▶ _MATERIAL FOR THIS EXERCISE_
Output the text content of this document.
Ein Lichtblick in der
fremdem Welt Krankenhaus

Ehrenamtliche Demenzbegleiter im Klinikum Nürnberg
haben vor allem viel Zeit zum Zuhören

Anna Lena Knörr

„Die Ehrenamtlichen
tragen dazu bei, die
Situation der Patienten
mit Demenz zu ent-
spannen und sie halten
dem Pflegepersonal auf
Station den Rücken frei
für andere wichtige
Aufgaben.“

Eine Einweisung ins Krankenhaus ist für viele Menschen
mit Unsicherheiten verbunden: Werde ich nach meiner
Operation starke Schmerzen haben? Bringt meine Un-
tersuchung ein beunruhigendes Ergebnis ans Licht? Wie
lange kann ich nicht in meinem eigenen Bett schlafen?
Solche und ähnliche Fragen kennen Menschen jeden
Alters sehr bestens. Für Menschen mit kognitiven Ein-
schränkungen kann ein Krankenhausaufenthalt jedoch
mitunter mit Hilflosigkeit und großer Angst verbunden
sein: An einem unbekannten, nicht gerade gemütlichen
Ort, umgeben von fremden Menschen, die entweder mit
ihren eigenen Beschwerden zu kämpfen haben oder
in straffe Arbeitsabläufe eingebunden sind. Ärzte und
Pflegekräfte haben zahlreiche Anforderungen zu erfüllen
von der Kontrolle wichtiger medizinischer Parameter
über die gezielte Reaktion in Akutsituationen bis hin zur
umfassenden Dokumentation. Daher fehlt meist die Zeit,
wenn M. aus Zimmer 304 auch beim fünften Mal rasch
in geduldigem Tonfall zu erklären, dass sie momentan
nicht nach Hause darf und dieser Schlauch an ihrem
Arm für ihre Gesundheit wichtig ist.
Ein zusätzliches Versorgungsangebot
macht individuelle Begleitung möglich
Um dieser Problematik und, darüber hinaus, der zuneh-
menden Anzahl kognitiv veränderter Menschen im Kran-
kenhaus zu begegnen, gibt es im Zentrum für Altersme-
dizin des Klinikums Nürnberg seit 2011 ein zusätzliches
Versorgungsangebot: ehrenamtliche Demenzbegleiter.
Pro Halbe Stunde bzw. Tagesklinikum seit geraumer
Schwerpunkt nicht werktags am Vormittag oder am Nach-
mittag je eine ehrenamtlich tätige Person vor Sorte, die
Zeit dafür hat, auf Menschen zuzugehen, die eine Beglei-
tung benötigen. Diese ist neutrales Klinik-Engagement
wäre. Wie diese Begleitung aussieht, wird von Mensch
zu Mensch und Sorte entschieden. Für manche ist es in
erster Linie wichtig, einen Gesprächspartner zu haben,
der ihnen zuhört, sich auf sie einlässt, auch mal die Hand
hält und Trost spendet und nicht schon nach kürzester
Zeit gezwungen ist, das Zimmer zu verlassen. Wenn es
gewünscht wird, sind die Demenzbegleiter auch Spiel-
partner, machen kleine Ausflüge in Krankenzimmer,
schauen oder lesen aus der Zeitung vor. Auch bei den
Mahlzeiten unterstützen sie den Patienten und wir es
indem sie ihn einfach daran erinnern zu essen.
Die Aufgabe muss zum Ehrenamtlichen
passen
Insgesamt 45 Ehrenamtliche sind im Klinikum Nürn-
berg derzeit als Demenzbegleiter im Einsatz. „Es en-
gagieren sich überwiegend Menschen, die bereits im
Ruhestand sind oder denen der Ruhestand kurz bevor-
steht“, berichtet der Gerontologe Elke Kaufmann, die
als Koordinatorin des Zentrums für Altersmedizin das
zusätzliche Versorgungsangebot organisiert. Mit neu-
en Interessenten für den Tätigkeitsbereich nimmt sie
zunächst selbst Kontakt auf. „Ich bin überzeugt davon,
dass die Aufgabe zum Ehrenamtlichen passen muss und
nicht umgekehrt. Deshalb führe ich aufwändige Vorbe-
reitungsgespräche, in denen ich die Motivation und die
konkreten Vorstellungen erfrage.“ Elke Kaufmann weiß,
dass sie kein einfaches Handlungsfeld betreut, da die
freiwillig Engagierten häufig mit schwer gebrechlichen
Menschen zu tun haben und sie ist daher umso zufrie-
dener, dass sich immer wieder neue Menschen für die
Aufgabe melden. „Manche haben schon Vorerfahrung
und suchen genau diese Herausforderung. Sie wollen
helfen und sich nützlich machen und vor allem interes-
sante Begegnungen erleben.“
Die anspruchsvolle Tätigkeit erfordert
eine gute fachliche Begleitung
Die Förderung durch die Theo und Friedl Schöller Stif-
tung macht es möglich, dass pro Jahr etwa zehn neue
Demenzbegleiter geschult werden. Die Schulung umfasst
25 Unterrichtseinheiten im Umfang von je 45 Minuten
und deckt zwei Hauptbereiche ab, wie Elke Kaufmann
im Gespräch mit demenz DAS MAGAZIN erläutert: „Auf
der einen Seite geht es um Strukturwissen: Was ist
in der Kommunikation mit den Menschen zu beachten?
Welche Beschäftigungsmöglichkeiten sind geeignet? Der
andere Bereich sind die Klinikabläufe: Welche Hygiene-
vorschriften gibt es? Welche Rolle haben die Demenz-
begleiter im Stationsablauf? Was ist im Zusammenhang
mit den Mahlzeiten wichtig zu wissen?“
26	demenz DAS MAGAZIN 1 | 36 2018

▶ _WHAT TO WORK ON_
Count the lines in the entries that hold the word "haben", and give nothing but the total.

▶ _CORRECT OUTPUT_
8